WRITTEN EXERCISE: Repeat each entry exactly and drop the pictures.

——

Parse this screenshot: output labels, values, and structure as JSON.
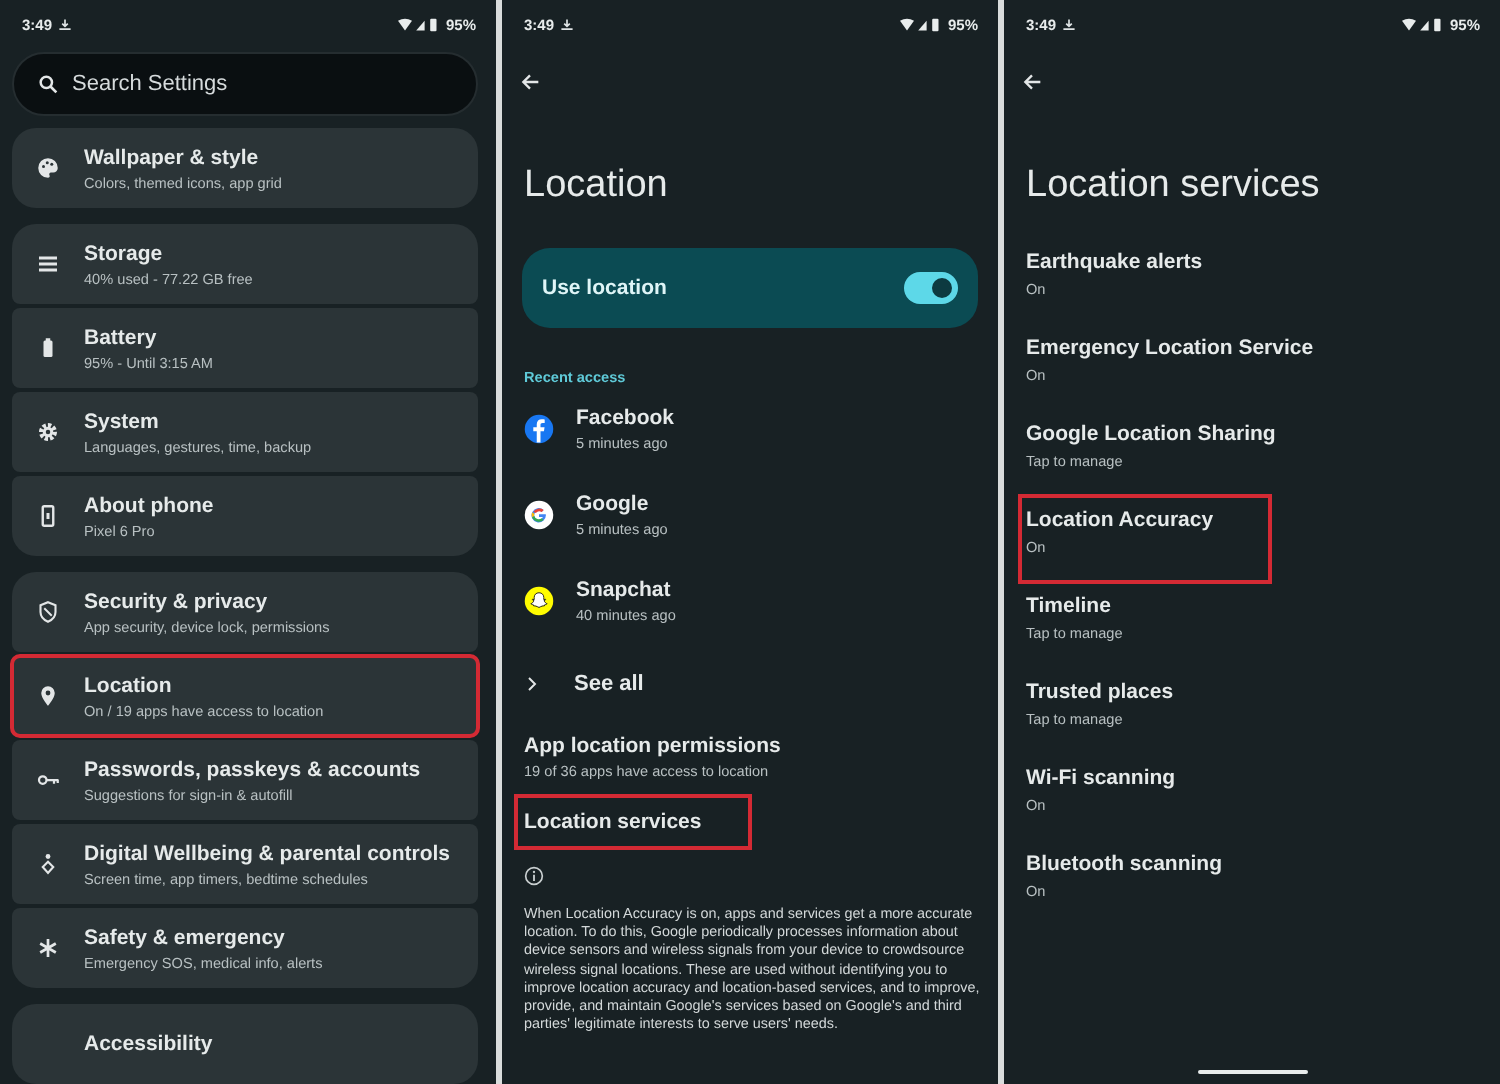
{
  "settings_screen": {
    "status_bar": {
      "time": "3:49",
      "battery": "95%"
    },
    "search": {
      "placeholder": "Search Settings"
    },
    "groups": [
      {
        "items": [
          {
            "kind": "palette",
            "title": "Wallpaper & style",
            "subtitle": "Colors, themed icons, app grid",
            "highlighted": false
          }
        ]
      },
      {
        "items": [
          {
            "kind": "storage",
            "title": "Storage",
            "subtitle": "40% used - 77.22 GB free",
            "highlighted": false
          },
          {
            "kind": "battery",
            "title": "Battery",
            "subtitle": "95% - Until 3:15 AM",
            "highlighted": false
          },
          {
            "kind": "gear",
            "title": "System",
            "subtitle": "Languages, gestures, time, backup",
            "highlighted": false
          },
          {
            "kind": "phone",
            "title": "About phone",
            "subtitle": "Pixel 6 Pro",
            "highlighted": false
          }
        ]
      },
      {
        "items": [
          {
            "kind": "shield",
            "title": "Security & privacy",
            "subtitle": "App security, device lock, permissions",
            "highlighted": false
          },
          {
            "kind": "pin",
            "title": "Location",
            "subtitle": "On / 19 apps have access to location",
            "highlighted": true
          },
          {
            "kind": "key",
            "title": "Passwords, passkeys & accounts",
            "subtitle": "Suggestions for sign-in & autofill",
            "highlighted": false
          },
          {
            "kind": "wellbeing",
            "title": "Digital Wellbeing & parental controls",
            "subtitle": "Screen time, app timers, bedtime schedules",
            "highlighted": false
          },
          {
            "kind": "asterisk",
            "title": "Safety & emergency",
            "subtitle": "Emergency SOS, medical info, alerts",
            "highlighted": false
          }
        ]
      },
      {
        "items": [
          {
            "kind": "plain",
            "title": "Accessibility",
            "highlighted": false
          }
        ]
      }
    ]
  },
  "location_screen": {
    "status_bar": {
      "time": "3:49",
      "battery": "95%"
    },
    "title": "Location",
    "use_location": {
      "label": "Use location",
      "on": true
    },
    "recent_access": {
      "heading": "Recent access",
      "apps": [
        {
          "kind": "facebook",
          "name": "Facebook",
          "time": "5 minutes ago"
        },
        {
          "kind": "google",
          "name": "Google",
          "time": "5 minutes ago"
        },
        {
          "kind": "snapchat",
          "name": "Snapchat",
          "time": "40 minutes ago"
        }
      ]
    },
    "see_all": "See all",
    "items": [
      {
        "title": "App location permissions",
        "subtitle": "19 of 36 apps have access to location",
        "highlighted": false
      },
      {
        "title": "Location services",
        "highlighted": true
      }
    ],
    "info": "When Location Accuracy is on, apps and services get a more accurate location. To do this, Google periodically processes information about device sensors and wireless signals from your device to crowdsource wireless signal locations. These are used without identifying you to improve location accuracy and location-based services, and to improve, provide, and maintain Google's services based on Google's and third parties' legitimate interests to serve users' needs."
  },
  "location_services_screen": {
    "status_bar": {
      "time": "3:49",
      "battery": "95%"
    },
    "title": "Location services",
    "items": [
      {
        "title": "Earthquake alerts",
        "subtitle": "On",
        "highlighted": false
      },
      {
        "title": "Emergency Location Service",
        "subtitle": "On",
        "highlighted": false
      },
      {
        "title": "Google Location Sharing",
        "subtitle": "Tap to manage",
        "highlighted": false
      },
      {
        "title": "Location Accuracy",
        "subtitle": "On",
        "highlighted": true
      },
      {
        "title": "Timeline",
        "subtitle": "Tap to manage",
        "highlighted": false
      },
      {
        "title": "Trusted places",
        "subtitle": "Tap to manage",
        "highlighted": false
      },
      {
        "title": "Wi-Fi scanning",
        "subtitle": "On",
        "highlighted": false
      },
      {
        "title": "Bluetooth scanning",
        "subtitle": "On",
        "highlighted": false
      }
    ]
  }
}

——

TASK RESPONSE:
Parse this screenshot: output labels, values, and structure as JSON.
{
  "settings_screen": {
    "status_bar": {
      "time": "3:49",
      "battery": "95%"
    },
    "search": {
      "placeholder": "Search Settings"
    },
    "groups": [
      {
        "items": [
          {
            "kind": "palette",
            "title": "Wallpaper & style",
            "subtitle": "Colors, themed icons, app grid",
            "highlighted": false
          }
        ]
      },
      {
        "items": [
          {
            "kind": "storage",
            "title": "Storage",
            "subtitle": "40% used - 77.22 GB free",
            "highlighted": false
          },
          {
            "kind": "battery",
            "title": "Battery",
            "subtitle": "95% - Until 3:15 AM",
            "highlighted": false
          },
          {
            "kind": "gear",
            "title": "System",
            "subtitle": "Languages, gestures, time, backup",
            "highlighted": false
          },
          {
            "kind": "phone",
            "title": "About phone",
            "subtitle": "Pixel 6 Pro",
            "highlighted": false
          }
        ]
      },
      {
        "items": [
          {
            "kind": "shield",
            "title": "Security & privacy",
            "subtitle": "App security, device lock, permissions",
            "highlighted": false
          },
          {
            "kind": "pin",
            "title": "Location",
            "subtitle": "On / 19 apps have access to location",
            "highlighted": true
          },
          {
            "kind": "key",
            "title": "Passwords, passkeys & accounts",
            "subtitle": "Suggestions for sign-in & autofill",
            "highlighted": false
          },
          {
            "kind": "wellbeing",
            "title": "Digital Wellbeing & parental controls",
            "subtitle": "Screen time, app timers, bedtime schedules",
            "highlighted": false
          },
          {
            "kind": "asterisk",
            "title": "Safety & emergency",
            "subtitle": "Emergency SOS, medical info, alerts",
            "highlighted": false
          }
        ]
      },
      {
        "items": [
          {
            "kind": "plain",
            "title": "Accessibility",
            "highlighted": false
          }
        ]
      }
    ]
  },
  "location_screen": {
    "status_bar": {
      "time": "3:49",
      "battery": "95%"
    },
    "title": "Location",
    "use_location": {
      "label": "Use location",
      "on": true
    },
    "recent_access": {
      "heading": "Recent access",
      "apps": [
        {
          "kind": "facebook",
          "name": "Facebook",
          "time": "5 minutes ago"
        },
        {
          "kind": "google",
          "name": "Google",
          "time": "5 minutes ago"
        },
        {
          "kind": "snapchat",
          "name": "Snapchat",
          "time": "40 minutes ago"
        }
      ]
    },
    "see_all": "See all",
    "items": [
      {
        "title": "App location permissions",
        "subtitle": "19 of 36 apps have access to location",
        "highlighted": false
      },
      {
        "title": "Location services",
        "highlighted": true
      }
    ],
    "info": "When Location Accuracy is on, apps and services get a more accurate location. To do this, Google periodically processes information about device sensors and wireless signals from your device to crowdsource wireless signal locations. These are used without identifying you to improve location accuracy and location-based services, and to improve, provide, and maintain Google's services based on Google's and third parties' legitimate interests to serve users' needs."
  },
  "location_services_screen": {
    "status_bar": {
      "time": "3:49",
      "battery": "95%"
    },
    "title": "Location services",
    "items": [
      {
        "title": "Earthquake alerts",
        "subtitle": "On",
        "highlighted": false
      },
      {
        "title": "Emergency Location Service",
        "subtitle": "On",
        "highlighted": false
      },
      {
        "title": "Google Location Sharing",
        "subtitle": "Tap to manage",
        "highlighted": false
      },
      {
        "title": "Location Accuracy",
        "subtitle": "On",
        "highlighted": true
      },
      {
        "title": "Timeline",
        "subtitle": "Tap to manage",
        "highlighted": false
      },
      {
        "title": "Trusted places",
        "subtitle": "Tap to manage",
        "highlighted": false
      },
      {
        "title": "Wi-Fi scanning",
        "subtitle": "On",
        "highlighted": false
      },
      {
        "title": "Bluetooth scanning",
        "subtitle": "On",
        "highlighted": false
      }
    ]
  }
}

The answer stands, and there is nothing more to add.